▶ _TEXTE FOURNI_:
>>>>>
L'icône,
comme toute chose, n'est pas née du néant.
Certains
historiens de l'art iconographique prêtent aux
icônes
orthodoxes une origine qui remonterait jusqu'aux
célèbres portraits de
Fayoum, représentations funéraires d'une vigueur
exceptionnelle,
attribués à des peintres grecs, datant pour la
plupart du 1er et 2e
siècle de notre ère, et miraculeusement
conservés jusque-là grâce au
climat sec des zones ensablées d'Égypte. Chez les
chrétiens, la légende de St
Luc donne
une naissance officielle à l'art des icônes de la
Vierge
Marie, portraits exécutés d'après
nature. D'autres
experts situent plus
volontiers cette origine aux premières fresques de l'art dit
"juif" ou
aux fresques des synagogues plus précisément.
Malgré une interdiction
formelle quant aux représentations imagées du
Dieu unique, on note
cependant que les premières images christiques viennent de
cette
période (3e siècle apr. J.-C.). Ces fresques,
véritables livres de
scènes bibliques, ornementaient des pans entiers dans les
synagogues du
monde judaïque. Vraisemblablement, ce serait au cours de la
transition
vers le christianisme que les peuples juifs nouvellement convertis
auraient décidé de faire de cet art de la fresque
biblique, un art
mobile, le volant aux murs, en quelque sorte, pour le plaquer ensuite
sur des supports transportables, notamment des plaquettes de bois ou
des poteries d'huiles saintes.
Quelques siècles plus tard les modèles byzantins
deviendront la référence de la peinture
d'icônes ;
des canons stricts furent édictés au cours des
premiers
conciles de l'Eglise et s'appliquèrent à toutes
les
formes d'art sacré.
<<<<<
▶ _CONSIGNES DE TRAVAIL_:
1. D'après le texte sur les origines de l'icône, de quelle période datent pour la plupart les portraits du Fayoum ?
2. Reformulez sous forme de liste le paragraphe du texte sur les origines de l'icône qui commence par « L'icône, comme toute chose », en conservant ses faits essentiels.
3. Rédigez la suite du texte sur les origines de l'icône, en reprenant après sa dernière phrase.

▶ _DONNÉES FOURNIES_:
>>>>>
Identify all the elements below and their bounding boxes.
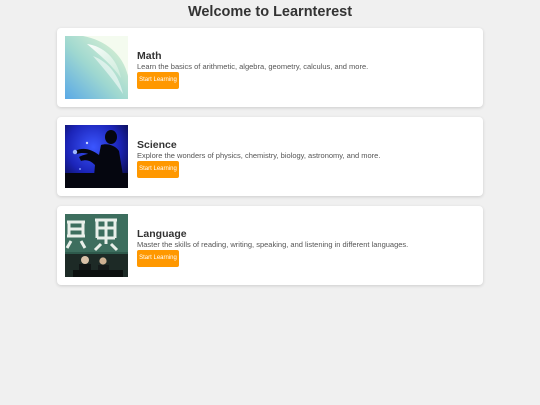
<<<<<
▶ _CORRIGÉ DE L'EXERCICE_:
1. Ils datent pour la plupart du 1er et du 2e siècle de notre ère.

2.
- L'icône n'est pas née du néant.
- Selon certains historiens de l'art iconographique, les icônes orthodoxes remonteraient aux portraits funéraires du Fayoum. Ces portraits sont attribués à des peintres grecs et datent surtout des 1er et 2e siècles. Ils ont été conservés grâce au climat sec des zones ensablées d'Égypte.
- Chez les chrétiens, la légende de saint Luc fait naître l'art des icônes de la Vierge Marie, portraits exécutés d'après nature.
- D'autres experts situent cette origine dans les premières fresques de l'art dit « juif », en particulier celles des synagogues. Malgré l'interdiction de représenter le Dieu unique, les premières images christiques datent de cette période (3e siècle apr. J.-C.).
- Ces fresques de scènes bibliques auraient été transposées, lors de la transition vers le christianisme, sur des supports transportables, comme des plaquettes de bois ou des poteries d'huiles saintes.
- Quelques siècles plus tard, les modèles byzantins deviennent la référence. Les premiers conciles de l'Église édictent des canons stricts pour toutes les formes d'art sacré.

3.
Ces
nouveaux chrétiens voyagèrent
ensuite et immigrèrent
dans plusieurs contrées du monde, amenant avec eux leur
science de la
fresque qu'ils reproduisirent à petite échelle.
Ainsi serait née
l'icône, miniaturisation de scènes bibliques et
talisman protecteur
pour ces croyants nomades et bien souvent
persécutés.
On retiendra
deux courants majeurs de cet art byzantin : les ateliers
impériaux et
les ateliers monastiques. De ces deux tendances naîtront de
nombreuses
écoles, notamment l'école arabe d'Alep et les
nombreuses écoles russes,
dont celle de Moscou et de Novgorod.
On
reproche souvent aux spécialistes des arts de ne voir
dans
l'iconographie orthodoxe que des considérations
esthétiques ou
archéologiques. Or il s'agit d'un art de transmission pour
les croyants
orthodoxes. Non seulement un art de la transmission de la vie
dogmatique et spirituelle de son Église, mais aussi un art
qui
représente le peuple de ses croyants à travers
les époques, les
régions, les mœurs, les contextes
socio-politiques, bref à travers leur
histoire. C'est pourquoi une icône byzantine racontera une
histoire
différente d'une icône
russe, c'est pourquoi une
icône de l'école de
Moscou révélera complètement autre
chose qu'une icône de l'école de
Novgorod.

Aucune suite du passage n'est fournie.